▶ _Entries taken from a collection_:
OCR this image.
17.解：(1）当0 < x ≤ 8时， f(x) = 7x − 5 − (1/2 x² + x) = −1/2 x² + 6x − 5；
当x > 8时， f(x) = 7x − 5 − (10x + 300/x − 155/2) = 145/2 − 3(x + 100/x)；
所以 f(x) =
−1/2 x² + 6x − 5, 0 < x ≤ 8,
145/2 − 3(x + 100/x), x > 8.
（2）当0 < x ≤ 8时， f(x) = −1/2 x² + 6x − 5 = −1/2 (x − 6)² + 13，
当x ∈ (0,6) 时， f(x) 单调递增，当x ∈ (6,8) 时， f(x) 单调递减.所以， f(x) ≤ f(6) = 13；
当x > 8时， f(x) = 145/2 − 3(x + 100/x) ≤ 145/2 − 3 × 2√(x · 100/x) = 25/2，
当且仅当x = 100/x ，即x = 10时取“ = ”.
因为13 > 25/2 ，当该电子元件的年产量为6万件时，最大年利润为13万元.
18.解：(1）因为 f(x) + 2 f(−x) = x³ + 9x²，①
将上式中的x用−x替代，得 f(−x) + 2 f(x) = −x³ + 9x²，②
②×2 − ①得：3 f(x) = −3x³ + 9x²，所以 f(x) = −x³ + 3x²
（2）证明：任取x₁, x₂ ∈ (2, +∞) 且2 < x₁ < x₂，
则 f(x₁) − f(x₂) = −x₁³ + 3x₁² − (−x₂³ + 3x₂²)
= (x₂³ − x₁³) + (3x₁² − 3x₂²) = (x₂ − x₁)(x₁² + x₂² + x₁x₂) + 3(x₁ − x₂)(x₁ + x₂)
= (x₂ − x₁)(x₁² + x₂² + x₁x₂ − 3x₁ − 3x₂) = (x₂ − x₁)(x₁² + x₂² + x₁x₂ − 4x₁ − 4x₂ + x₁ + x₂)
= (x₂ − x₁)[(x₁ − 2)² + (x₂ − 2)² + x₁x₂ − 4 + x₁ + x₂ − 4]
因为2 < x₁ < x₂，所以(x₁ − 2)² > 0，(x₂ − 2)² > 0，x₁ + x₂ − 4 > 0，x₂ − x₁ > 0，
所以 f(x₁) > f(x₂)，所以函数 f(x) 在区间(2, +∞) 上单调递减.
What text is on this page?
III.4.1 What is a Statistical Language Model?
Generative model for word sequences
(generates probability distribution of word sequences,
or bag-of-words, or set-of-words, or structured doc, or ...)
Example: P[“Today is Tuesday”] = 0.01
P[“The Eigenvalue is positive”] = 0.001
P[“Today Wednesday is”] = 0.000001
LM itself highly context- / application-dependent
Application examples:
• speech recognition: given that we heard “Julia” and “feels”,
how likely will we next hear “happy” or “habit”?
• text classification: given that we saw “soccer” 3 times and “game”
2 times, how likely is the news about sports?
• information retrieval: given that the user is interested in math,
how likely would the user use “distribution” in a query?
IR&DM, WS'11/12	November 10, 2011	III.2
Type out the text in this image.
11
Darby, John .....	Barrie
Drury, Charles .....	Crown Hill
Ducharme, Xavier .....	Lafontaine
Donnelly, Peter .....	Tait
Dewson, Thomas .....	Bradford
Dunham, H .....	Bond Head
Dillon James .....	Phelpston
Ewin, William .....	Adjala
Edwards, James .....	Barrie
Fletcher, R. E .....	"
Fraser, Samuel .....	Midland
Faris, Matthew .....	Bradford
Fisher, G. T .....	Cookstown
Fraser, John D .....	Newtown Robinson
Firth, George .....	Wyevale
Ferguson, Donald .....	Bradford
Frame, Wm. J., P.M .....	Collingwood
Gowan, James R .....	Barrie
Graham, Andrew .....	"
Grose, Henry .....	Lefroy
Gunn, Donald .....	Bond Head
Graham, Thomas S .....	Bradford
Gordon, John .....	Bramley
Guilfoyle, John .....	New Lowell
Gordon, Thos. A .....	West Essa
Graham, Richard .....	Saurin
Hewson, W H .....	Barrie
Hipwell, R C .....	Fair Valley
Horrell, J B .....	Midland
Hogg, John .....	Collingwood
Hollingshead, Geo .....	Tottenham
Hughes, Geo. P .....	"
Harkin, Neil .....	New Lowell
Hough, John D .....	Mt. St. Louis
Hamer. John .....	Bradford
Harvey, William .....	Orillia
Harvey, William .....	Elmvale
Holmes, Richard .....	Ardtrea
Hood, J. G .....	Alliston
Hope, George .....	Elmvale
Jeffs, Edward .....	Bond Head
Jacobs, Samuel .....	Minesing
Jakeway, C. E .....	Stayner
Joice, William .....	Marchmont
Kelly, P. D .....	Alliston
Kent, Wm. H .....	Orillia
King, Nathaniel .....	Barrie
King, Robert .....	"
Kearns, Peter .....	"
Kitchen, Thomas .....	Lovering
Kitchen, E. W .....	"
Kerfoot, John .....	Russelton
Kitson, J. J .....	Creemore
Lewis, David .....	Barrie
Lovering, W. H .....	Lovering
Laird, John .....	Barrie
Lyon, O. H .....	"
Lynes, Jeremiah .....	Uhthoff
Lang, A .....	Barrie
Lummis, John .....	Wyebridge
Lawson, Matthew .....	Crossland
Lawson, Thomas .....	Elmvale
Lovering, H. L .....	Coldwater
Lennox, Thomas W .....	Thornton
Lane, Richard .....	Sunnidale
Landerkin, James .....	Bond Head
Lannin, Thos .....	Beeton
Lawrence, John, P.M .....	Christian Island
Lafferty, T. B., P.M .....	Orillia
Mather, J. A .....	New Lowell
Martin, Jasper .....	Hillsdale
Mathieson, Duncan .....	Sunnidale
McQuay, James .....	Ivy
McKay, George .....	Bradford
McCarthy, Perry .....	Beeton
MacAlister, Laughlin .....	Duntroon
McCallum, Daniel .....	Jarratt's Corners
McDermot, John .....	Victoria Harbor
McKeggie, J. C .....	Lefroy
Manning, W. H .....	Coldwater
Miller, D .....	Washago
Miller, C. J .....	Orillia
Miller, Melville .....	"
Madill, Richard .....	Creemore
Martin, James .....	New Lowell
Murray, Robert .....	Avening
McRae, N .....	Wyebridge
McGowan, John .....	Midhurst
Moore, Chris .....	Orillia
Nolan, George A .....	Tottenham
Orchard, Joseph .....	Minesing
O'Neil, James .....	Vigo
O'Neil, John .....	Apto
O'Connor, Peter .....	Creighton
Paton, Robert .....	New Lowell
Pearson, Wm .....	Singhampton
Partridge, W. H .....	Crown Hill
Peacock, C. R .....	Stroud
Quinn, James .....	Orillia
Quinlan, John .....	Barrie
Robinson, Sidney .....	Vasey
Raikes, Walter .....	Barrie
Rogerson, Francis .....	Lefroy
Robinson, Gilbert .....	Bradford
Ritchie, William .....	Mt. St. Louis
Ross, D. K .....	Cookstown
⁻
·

▶ _AIM_:
List all lines where "Robinson" occurs.

▶ _RESPONSE BELOW_:
Fraser, John D .....	Newtown Robinson
Robinson, Sidney .....	Vasey
Robinson, Gilbert .....	Bradford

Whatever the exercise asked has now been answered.